**Exercise**
Which lines have the string "INITIALS"? Copy all of them from the entries below.

**The data**
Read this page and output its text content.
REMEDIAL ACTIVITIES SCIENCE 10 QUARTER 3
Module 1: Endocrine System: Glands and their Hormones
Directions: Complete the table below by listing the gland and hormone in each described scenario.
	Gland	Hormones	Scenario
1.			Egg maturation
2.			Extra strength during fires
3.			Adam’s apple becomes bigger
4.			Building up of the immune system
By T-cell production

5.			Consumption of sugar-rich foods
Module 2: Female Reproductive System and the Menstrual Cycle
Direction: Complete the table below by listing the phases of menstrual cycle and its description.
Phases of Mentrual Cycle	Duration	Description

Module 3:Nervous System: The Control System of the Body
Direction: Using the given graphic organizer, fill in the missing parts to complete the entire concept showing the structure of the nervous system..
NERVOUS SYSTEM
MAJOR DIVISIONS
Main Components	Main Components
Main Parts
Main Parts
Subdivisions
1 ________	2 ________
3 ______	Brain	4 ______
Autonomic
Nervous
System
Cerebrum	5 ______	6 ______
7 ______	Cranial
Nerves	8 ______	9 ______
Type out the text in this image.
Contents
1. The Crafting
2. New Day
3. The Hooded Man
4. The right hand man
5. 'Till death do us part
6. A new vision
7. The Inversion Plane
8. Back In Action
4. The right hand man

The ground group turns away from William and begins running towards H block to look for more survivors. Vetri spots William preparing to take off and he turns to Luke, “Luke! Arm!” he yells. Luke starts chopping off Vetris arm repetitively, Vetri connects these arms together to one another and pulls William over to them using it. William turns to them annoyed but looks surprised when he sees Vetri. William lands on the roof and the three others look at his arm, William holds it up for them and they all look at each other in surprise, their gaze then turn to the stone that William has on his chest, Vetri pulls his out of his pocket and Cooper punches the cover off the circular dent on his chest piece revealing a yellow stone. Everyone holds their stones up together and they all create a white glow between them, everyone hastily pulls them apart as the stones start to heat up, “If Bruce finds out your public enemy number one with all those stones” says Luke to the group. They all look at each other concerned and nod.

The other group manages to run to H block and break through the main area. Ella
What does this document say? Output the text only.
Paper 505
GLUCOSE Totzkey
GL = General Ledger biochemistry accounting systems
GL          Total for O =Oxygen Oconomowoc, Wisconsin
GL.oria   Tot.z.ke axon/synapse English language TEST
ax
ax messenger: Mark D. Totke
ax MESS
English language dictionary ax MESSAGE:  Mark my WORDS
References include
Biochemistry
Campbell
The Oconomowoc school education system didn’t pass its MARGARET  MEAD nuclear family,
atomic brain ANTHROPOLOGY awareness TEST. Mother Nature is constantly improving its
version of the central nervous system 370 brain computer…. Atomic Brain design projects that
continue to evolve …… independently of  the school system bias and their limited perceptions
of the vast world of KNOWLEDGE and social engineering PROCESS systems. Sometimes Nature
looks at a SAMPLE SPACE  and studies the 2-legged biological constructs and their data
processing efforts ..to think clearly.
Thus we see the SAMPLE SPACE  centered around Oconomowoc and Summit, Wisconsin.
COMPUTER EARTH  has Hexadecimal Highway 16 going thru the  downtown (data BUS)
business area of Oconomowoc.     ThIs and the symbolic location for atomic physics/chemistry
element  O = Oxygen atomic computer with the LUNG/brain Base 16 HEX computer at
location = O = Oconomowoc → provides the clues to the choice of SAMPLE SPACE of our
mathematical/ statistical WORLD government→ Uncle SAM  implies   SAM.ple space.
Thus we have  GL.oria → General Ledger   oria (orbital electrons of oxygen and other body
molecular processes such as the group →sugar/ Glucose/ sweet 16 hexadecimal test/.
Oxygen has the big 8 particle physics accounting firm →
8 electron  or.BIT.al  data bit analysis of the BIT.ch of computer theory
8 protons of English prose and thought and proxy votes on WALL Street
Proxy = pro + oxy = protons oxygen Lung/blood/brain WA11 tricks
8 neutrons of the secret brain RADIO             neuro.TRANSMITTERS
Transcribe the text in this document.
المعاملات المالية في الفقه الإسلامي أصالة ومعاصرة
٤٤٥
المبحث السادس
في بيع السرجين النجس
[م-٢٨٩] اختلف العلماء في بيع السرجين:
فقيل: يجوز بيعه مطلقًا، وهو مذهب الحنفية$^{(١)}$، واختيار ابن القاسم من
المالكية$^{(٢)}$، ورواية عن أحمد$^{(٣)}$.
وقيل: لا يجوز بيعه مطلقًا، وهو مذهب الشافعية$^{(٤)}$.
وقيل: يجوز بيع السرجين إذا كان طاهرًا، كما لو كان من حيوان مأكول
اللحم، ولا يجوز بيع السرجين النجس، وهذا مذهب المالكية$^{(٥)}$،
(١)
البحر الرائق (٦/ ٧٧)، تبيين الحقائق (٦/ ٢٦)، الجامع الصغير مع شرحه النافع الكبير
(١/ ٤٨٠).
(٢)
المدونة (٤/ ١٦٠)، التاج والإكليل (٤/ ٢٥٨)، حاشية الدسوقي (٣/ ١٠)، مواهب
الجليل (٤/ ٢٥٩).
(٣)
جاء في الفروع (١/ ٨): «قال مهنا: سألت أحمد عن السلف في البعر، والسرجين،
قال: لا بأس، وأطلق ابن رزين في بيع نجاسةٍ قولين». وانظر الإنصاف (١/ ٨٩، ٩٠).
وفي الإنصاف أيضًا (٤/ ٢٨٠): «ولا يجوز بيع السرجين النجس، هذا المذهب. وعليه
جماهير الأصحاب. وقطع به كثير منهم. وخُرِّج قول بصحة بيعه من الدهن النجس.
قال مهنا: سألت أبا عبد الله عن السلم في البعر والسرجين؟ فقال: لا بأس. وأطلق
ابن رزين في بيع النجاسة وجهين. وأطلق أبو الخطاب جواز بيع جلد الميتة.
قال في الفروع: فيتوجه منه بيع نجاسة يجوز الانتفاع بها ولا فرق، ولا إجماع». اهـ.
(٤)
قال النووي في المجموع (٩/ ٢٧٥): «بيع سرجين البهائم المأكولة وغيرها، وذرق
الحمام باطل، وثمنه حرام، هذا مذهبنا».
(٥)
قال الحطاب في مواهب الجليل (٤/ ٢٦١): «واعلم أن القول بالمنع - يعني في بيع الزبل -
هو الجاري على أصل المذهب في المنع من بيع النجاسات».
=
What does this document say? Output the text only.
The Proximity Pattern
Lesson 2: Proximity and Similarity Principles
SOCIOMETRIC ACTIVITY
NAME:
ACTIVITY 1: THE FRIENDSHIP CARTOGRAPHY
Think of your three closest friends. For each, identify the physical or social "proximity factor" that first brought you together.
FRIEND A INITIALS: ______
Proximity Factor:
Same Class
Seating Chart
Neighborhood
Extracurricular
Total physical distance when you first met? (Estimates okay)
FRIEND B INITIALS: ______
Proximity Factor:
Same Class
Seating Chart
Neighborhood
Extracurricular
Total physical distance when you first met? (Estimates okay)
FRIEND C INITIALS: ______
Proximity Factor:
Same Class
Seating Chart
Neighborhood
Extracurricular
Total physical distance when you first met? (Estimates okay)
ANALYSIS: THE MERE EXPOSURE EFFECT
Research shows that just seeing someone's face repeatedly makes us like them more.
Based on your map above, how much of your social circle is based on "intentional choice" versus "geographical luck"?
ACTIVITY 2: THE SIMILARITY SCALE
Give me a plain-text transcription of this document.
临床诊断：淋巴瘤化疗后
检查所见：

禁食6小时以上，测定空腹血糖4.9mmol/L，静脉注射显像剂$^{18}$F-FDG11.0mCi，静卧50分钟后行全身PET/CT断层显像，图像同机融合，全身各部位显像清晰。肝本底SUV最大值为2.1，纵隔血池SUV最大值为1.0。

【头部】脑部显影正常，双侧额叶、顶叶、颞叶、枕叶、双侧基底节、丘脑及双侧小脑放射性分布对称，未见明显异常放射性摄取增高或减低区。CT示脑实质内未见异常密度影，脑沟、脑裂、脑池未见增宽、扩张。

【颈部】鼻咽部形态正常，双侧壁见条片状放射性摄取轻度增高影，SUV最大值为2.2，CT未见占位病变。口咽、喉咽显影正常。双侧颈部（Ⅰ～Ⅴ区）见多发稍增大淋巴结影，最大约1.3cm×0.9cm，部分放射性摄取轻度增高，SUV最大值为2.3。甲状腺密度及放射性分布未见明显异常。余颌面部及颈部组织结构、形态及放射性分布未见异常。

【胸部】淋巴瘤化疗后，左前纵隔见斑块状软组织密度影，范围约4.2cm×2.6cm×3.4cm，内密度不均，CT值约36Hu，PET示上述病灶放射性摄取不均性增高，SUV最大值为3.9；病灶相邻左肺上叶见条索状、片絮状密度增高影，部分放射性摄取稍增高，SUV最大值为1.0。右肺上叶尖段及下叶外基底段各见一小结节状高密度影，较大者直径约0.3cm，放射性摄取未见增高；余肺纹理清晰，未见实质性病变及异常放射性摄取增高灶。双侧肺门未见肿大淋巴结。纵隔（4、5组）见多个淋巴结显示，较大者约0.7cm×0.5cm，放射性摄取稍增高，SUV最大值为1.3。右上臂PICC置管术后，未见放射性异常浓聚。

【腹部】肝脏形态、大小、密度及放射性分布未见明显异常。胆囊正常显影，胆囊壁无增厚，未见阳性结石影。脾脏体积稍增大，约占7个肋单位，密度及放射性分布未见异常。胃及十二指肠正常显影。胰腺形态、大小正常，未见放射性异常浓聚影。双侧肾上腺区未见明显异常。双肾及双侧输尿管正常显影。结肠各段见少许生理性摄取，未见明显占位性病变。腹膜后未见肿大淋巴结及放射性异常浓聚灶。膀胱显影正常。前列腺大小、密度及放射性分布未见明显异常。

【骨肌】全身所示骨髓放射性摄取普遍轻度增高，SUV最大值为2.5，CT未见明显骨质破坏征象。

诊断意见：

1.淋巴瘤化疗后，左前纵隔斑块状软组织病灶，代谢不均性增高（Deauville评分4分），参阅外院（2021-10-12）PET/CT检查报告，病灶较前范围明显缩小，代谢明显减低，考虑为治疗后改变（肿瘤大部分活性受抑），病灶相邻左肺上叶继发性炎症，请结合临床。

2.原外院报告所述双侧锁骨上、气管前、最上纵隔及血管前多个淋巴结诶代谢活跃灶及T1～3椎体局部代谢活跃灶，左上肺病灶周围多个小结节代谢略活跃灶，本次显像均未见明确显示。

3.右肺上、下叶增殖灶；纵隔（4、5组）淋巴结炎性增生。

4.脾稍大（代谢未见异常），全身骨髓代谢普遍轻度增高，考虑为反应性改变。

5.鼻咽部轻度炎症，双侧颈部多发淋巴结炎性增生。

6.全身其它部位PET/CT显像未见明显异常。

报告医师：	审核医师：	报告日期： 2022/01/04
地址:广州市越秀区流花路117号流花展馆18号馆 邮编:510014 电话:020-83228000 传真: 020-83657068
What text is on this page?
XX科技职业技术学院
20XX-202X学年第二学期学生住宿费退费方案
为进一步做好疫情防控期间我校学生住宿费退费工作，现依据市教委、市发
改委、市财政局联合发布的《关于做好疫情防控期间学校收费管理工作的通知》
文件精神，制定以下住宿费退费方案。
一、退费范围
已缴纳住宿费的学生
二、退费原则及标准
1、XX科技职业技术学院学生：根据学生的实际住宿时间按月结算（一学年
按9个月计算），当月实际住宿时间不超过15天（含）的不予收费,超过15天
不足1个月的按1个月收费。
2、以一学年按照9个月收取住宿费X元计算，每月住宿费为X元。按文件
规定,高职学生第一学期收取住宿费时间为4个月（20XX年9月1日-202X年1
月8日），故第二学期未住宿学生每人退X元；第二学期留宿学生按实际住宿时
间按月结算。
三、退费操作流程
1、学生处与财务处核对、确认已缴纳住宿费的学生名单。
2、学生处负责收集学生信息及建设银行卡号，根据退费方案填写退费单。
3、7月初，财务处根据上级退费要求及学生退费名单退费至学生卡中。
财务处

**Written reply**
FRIEND A INITIALS: ______
FRIEND B INITIALS: ______
FRIEND C INITIALS: ______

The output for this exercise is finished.